[Problem statement] Reproduce only the lines of the records from the line with "sidebar-tab[interactable]: 合约资料 xyxy=(0,150,18,215)" up to and including the line with "red-circle xyxy=(998,511,1016,541)", swapping "candle-body" for "candlestick-body" everywhere and keeping everything else the same.

[Box annotation data]
# # # # # # #

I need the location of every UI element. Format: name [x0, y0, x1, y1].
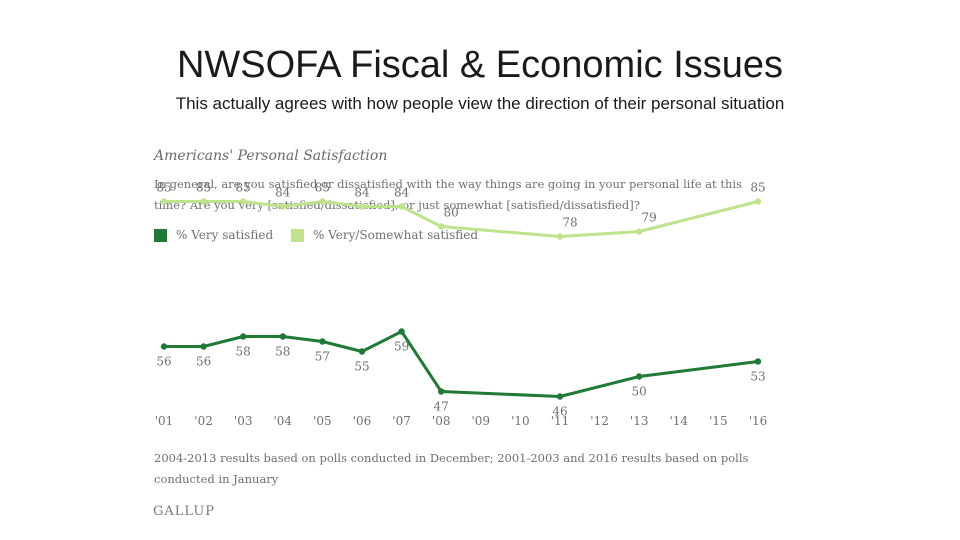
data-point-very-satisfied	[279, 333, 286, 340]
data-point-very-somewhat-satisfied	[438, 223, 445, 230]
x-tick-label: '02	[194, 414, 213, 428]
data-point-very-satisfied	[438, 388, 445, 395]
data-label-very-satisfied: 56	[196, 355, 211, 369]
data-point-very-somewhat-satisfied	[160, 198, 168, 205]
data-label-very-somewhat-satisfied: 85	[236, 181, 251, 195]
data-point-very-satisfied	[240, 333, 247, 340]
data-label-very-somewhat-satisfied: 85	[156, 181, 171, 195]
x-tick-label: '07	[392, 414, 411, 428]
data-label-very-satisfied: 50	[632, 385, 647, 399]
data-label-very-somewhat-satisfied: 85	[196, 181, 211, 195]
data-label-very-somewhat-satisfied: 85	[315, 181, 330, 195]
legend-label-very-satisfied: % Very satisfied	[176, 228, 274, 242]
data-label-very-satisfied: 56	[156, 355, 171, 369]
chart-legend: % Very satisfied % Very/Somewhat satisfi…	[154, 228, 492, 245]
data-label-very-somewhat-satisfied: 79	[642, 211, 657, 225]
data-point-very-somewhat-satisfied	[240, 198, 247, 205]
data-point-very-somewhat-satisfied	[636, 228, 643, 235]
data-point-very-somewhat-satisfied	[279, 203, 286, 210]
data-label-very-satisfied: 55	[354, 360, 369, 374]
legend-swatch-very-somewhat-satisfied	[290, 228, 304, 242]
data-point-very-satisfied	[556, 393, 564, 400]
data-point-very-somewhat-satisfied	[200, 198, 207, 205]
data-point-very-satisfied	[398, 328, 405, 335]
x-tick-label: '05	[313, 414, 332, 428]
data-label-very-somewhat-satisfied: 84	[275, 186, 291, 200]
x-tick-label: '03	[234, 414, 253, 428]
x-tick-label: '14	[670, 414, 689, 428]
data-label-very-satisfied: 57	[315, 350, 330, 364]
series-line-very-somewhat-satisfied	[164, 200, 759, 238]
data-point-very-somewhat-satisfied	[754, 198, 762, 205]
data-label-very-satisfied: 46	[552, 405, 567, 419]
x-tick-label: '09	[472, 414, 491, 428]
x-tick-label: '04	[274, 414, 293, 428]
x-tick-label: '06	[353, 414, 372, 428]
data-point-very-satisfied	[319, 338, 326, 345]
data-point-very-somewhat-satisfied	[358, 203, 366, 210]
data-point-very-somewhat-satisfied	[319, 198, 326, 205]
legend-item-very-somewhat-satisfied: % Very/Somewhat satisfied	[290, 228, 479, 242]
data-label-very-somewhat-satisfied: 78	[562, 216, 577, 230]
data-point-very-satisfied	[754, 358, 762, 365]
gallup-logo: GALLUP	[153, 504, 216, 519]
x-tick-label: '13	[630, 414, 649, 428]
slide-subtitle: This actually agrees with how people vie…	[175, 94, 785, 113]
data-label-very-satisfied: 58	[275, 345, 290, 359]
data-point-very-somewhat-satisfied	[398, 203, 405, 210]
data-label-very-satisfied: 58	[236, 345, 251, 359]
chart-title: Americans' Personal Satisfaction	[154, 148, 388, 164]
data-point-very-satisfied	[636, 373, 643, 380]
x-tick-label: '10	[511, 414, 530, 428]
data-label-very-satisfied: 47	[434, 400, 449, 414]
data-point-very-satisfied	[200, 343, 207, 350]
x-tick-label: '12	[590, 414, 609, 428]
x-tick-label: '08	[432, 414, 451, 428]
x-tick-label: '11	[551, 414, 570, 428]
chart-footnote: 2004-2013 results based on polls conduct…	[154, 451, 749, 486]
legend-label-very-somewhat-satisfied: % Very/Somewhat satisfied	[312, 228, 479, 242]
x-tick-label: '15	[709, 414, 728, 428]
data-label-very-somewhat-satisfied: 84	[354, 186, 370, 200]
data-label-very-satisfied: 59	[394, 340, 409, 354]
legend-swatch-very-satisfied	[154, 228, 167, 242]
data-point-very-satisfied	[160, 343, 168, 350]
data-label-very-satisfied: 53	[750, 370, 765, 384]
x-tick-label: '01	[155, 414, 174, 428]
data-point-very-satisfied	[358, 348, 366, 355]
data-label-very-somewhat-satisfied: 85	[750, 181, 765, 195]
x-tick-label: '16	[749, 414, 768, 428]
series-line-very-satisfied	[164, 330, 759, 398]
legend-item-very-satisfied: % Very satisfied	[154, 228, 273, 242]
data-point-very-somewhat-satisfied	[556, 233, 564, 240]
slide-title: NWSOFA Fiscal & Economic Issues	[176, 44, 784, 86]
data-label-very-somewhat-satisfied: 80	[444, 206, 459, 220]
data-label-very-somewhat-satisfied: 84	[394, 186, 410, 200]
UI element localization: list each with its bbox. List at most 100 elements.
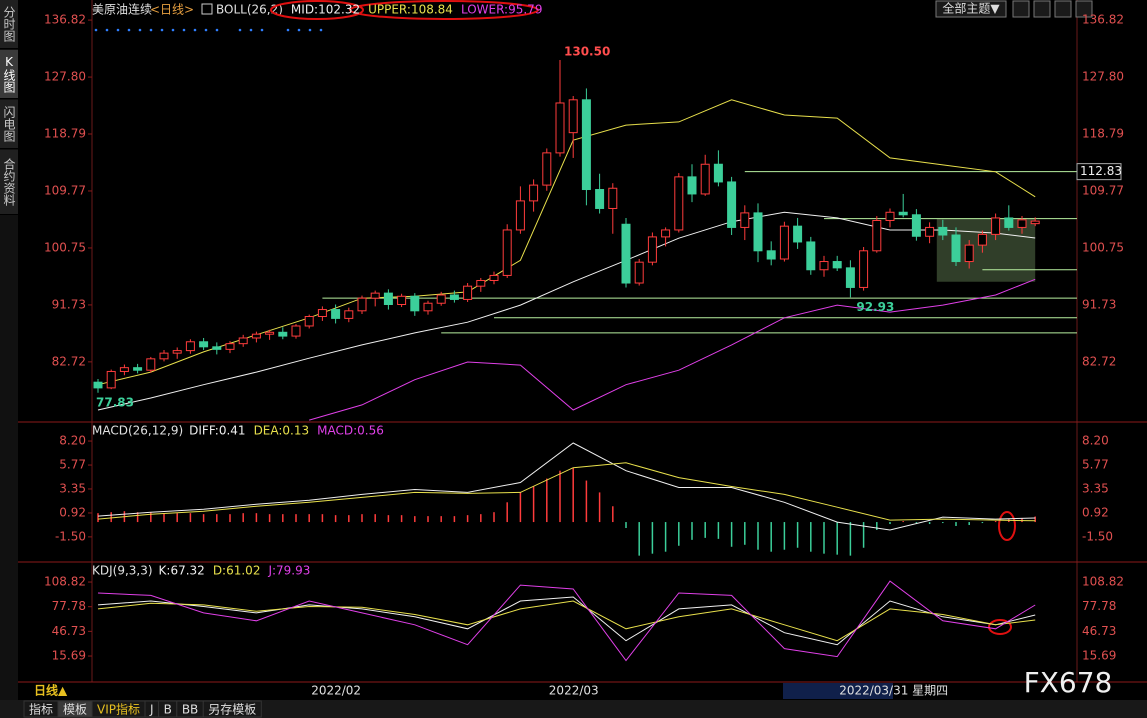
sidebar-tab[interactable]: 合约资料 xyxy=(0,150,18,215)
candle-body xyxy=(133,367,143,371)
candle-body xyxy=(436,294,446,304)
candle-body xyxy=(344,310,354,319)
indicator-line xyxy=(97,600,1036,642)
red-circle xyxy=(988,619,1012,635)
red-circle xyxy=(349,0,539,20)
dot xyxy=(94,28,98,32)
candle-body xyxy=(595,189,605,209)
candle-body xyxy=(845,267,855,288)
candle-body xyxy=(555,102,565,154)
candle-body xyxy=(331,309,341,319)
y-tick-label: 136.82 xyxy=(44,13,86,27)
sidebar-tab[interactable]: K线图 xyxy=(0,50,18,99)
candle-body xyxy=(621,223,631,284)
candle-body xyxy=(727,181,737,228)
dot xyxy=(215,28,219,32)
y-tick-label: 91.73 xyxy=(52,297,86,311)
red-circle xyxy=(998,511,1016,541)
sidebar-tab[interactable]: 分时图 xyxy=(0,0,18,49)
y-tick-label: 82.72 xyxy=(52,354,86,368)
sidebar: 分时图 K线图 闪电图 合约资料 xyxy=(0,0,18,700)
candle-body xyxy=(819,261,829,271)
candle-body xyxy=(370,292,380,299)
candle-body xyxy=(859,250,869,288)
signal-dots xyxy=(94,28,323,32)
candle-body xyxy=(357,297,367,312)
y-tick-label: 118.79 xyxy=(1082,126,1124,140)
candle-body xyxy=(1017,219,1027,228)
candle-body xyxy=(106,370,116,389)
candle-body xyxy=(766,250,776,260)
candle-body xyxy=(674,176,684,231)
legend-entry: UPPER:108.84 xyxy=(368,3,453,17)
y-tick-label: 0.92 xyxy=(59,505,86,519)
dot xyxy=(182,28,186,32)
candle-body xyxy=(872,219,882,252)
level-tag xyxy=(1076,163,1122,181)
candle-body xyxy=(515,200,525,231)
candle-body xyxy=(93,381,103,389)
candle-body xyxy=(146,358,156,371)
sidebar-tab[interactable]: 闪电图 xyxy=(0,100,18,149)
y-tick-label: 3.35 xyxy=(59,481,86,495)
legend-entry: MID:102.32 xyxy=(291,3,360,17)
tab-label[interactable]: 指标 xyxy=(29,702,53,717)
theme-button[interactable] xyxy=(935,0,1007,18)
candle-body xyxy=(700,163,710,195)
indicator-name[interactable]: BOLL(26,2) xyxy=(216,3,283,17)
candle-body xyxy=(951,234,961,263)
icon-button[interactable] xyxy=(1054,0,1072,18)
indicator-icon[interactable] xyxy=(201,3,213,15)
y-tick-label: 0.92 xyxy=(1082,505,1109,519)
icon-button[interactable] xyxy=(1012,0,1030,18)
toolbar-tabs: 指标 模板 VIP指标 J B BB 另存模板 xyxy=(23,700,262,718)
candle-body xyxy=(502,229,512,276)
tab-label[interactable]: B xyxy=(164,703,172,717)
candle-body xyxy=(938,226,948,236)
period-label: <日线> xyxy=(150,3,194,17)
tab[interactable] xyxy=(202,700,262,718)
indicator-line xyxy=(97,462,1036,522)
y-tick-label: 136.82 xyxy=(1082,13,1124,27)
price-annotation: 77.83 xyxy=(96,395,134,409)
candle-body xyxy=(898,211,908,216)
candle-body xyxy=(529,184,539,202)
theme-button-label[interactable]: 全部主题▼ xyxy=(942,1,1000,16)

# # # # # # #

[Solution for this problem]
sidebar-tab[interactable]: 合约资料 xyxy=(0,150,18,215)
candlestick-body xyxy=(133,367,143,371)
candlestick-body xyxy=(436,294,446,304)
candlestick-body xyxy=(344,310,354,319)
indicator-line xyxy=(97,600,1036,642)
red-circle xyxy=(988,619,1012,635)
red-circle xyxy=(349,0,539,20)
dot xyxy=(94,28,98,32)
candlestick-body xyxy=(595,189,605,209)
candlestick-body xyxy=(845,267,855,288)
candlestick-body xyxy=(555,102,565,154)
candlestick-body xyxy=(331,309,341,319)
y-tick-label: 136.82 xyxy=(44,13,86,27)
sidebar-tab[interactable]: K线图 xyxy=(0,50,18,99)
candlestick-body xyxy=(621,223,631,284)
candlestick-body xyxy=(727,181,737,228)
dot xyxy=(215,28,219,32)
y-tick-label: 91.73 xyxy=(52,297,86,311)
red-circle xyxy=(998,511,1016,541)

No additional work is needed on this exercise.